In a similar fashion to Battlefield's Conquest mode, the area of play has a number of capture points that the game separates into Primary, Secondary and Tertiary points, the importance of each dictating the effort required to capture it and the rewards that doing so reaps. The Commander, safe in their little bunker, takes a view of the battlefield and can build support structures or spawn points or research advanced weapons for their troops. But this, of course as any strategy veteran will tell you, requires resources. This where the capture points come in. The more capture points, the more resources. But your construction area is defined in terms of power. To extend your architectural arm, you have to have your team capture power stations to widen your boundaries of influence. When this goes perfectly, a good team working in harmony can end up creating a number of turret-infested choke points to make enemy lives an utter nightmare. The satisfaction when a good plan comes together is a very warm feeling indeed.
Initial gripes - there was a hell of a lot of no-clipping to begin with - are being fixed along the way and, indeed, even in just a couple of weeks the game has been nicely tidied up. The crashes are still too frequent, but there's time to fix those. Happily, the Mutiny feature that allows teams to overthrow their Commander, for when they're not acting in the interests of the team, is now fixed.
********************
### Exercise set
A) Transcribe a portion of the game review, beginning at the words "Initial gripes - there" and stopping after "is now fixed.".
B) In the game review, what does a team have to capture to widen its boundaries of influence?

Dataset records:
********************
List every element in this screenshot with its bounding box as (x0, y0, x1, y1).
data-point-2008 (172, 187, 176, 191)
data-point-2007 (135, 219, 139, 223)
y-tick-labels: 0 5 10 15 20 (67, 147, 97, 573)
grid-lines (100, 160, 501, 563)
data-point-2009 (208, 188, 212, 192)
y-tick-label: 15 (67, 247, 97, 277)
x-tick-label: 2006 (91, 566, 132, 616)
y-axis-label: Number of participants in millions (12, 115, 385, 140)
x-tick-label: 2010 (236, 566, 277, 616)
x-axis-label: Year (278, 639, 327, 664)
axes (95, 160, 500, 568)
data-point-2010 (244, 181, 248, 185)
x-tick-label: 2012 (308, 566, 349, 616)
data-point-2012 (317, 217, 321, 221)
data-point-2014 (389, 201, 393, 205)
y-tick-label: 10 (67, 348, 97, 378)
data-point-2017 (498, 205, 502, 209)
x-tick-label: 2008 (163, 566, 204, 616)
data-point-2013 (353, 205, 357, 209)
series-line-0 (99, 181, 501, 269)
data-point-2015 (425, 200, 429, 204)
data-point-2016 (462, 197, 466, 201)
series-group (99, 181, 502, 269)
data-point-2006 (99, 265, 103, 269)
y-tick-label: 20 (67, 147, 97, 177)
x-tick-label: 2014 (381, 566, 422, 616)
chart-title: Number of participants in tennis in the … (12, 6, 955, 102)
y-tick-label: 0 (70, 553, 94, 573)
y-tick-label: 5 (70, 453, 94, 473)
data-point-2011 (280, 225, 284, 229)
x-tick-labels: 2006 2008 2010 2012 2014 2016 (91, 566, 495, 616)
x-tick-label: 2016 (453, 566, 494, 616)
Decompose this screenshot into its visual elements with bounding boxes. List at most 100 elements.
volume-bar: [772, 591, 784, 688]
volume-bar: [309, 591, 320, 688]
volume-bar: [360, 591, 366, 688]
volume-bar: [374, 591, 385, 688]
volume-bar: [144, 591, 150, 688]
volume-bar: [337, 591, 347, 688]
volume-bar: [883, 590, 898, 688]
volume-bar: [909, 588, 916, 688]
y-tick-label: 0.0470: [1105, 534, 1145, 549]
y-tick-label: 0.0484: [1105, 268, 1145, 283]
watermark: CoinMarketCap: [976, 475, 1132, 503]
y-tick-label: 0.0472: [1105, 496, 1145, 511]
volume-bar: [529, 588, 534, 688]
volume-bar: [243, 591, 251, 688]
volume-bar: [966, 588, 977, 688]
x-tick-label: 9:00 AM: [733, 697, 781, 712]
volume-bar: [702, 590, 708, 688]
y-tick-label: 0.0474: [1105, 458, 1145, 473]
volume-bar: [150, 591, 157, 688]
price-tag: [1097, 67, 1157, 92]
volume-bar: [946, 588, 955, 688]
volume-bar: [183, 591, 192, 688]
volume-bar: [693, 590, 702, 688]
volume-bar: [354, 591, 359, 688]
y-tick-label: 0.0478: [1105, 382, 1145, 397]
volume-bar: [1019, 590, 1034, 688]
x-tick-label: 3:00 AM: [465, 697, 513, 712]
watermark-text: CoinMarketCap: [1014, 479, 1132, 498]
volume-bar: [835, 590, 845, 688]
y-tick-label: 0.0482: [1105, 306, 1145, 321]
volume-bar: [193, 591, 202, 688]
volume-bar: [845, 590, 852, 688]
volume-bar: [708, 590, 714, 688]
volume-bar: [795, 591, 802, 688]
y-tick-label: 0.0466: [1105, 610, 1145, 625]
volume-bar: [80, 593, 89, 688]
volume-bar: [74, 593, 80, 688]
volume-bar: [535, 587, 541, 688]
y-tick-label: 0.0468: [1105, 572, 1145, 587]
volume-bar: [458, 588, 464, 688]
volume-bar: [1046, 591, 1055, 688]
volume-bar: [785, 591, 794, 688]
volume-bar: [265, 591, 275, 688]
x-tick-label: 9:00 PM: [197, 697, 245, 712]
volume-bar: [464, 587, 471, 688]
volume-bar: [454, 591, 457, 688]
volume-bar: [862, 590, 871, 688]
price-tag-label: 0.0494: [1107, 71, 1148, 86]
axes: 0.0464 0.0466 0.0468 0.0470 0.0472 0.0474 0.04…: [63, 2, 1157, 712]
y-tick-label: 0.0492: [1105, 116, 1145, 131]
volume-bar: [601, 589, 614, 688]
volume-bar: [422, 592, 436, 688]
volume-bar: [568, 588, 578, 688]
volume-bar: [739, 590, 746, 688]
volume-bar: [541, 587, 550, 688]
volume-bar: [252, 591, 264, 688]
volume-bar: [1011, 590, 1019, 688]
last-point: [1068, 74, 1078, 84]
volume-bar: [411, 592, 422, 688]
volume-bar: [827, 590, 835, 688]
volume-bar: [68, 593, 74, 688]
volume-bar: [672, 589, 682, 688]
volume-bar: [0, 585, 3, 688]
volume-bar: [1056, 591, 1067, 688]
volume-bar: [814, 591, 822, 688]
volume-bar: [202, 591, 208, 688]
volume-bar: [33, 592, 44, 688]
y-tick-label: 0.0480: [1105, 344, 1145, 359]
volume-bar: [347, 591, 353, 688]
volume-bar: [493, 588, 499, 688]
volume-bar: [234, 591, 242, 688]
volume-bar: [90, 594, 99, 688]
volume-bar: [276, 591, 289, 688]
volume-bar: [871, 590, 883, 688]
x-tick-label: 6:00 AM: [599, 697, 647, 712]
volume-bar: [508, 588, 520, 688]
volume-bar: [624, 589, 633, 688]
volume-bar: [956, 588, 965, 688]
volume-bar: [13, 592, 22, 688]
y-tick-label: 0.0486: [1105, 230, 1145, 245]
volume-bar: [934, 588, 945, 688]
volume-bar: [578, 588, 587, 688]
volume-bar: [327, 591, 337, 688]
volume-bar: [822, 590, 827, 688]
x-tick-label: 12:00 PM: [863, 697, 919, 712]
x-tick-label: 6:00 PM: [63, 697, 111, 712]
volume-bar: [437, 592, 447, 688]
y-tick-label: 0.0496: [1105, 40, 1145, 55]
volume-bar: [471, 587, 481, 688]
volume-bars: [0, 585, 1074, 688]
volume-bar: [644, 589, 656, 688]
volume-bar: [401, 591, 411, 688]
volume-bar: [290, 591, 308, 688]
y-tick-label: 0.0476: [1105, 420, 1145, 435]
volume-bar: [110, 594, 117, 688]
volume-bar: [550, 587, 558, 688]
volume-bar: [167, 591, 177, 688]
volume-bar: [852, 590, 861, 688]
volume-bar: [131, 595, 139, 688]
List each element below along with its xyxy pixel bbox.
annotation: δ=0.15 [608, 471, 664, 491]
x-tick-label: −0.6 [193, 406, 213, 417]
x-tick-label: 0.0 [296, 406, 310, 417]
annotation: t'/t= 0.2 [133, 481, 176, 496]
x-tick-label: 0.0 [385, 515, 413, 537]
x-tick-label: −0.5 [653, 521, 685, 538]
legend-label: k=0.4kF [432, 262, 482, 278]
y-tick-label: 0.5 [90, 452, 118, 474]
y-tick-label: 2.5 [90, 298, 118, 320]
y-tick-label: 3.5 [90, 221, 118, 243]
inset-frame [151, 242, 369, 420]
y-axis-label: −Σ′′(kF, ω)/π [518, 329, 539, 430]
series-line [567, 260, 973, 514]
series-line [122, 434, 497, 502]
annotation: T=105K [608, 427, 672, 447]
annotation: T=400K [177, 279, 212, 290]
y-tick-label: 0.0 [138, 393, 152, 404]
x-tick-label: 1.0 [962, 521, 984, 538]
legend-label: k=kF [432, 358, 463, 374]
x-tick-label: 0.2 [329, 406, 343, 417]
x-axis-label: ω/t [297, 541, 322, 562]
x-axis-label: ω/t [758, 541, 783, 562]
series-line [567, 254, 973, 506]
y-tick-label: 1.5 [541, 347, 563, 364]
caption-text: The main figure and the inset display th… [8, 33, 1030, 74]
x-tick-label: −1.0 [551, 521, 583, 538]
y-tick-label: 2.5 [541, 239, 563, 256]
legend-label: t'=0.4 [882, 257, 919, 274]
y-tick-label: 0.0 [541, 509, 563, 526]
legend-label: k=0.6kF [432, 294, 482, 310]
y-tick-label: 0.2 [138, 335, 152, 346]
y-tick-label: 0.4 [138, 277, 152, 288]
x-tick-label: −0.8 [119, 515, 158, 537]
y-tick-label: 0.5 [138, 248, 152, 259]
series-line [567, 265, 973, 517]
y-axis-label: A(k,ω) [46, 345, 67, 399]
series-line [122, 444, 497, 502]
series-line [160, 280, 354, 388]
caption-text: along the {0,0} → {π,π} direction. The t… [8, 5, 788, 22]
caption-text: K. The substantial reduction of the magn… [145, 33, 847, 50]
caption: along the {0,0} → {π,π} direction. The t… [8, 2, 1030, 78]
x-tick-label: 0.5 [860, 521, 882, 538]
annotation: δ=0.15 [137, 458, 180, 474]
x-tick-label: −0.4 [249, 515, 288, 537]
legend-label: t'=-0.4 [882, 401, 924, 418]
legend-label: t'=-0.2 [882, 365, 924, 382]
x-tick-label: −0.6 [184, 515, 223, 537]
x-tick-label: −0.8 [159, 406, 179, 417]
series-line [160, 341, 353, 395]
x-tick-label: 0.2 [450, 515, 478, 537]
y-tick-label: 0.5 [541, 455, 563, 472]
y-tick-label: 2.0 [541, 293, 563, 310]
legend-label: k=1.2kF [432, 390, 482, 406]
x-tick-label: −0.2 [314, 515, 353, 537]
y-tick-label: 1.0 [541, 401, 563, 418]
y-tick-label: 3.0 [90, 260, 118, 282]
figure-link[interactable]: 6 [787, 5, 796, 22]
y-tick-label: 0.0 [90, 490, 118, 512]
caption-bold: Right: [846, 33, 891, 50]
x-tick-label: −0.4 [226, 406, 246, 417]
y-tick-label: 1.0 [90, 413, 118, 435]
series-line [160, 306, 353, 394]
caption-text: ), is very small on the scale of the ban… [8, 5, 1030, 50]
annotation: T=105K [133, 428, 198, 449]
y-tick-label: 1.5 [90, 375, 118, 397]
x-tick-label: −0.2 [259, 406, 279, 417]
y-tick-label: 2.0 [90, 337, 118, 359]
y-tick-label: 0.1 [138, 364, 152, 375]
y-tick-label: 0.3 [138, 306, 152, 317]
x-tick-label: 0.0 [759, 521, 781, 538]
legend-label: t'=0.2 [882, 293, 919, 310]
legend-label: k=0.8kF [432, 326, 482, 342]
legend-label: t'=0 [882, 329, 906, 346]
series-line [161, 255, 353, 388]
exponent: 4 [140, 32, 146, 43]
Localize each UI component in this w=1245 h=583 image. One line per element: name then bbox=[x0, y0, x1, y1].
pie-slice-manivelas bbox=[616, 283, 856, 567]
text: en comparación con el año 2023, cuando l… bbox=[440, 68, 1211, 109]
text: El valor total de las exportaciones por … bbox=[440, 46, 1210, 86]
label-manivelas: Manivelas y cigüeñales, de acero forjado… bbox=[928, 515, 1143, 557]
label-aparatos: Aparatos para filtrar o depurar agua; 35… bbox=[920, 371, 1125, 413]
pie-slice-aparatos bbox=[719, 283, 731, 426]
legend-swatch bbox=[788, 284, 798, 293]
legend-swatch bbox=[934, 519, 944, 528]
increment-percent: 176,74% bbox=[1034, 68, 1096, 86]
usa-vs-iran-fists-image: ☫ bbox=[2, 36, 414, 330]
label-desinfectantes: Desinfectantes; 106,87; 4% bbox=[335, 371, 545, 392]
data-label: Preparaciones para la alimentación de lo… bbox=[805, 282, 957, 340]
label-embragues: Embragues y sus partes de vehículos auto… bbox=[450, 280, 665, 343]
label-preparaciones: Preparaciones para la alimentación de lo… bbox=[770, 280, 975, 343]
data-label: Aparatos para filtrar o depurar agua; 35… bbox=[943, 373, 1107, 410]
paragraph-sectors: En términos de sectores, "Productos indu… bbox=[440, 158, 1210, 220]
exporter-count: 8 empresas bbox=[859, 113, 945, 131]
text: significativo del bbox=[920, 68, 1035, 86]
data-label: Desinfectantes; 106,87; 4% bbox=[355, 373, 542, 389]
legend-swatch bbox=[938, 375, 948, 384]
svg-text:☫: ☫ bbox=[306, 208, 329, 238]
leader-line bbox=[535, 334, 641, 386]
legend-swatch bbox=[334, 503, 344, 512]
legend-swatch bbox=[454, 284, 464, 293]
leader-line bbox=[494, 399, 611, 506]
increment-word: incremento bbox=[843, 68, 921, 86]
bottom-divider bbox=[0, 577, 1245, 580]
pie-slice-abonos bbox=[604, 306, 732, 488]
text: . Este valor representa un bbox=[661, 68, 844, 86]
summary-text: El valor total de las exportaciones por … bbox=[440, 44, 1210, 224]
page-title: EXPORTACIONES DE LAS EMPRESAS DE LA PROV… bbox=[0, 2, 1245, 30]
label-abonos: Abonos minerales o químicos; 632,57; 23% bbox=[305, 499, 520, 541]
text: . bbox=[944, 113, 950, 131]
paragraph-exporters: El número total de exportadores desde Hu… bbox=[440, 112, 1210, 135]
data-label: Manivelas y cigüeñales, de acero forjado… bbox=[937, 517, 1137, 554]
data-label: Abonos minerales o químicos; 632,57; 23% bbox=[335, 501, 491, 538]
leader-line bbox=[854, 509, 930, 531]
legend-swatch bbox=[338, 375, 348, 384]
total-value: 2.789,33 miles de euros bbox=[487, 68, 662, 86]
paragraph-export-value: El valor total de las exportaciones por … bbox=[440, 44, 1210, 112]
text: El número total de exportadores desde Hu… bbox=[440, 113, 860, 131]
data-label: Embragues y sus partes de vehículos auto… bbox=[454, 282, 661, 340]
********************
### Solutions to the problems
A)
Initial gripes - there was a hell of a lot of no-clipping to begin with - are being fixed along the way and, indeed, even in just a couple of weeks the game has been nicely tidied up. The crashes are still too frequent, but there's time to fix those. Happily, the Mutiny feature that allows teams to overthrow their Commander, for when they're not acting in the interests of the team, is now fixed.

B) Power stations.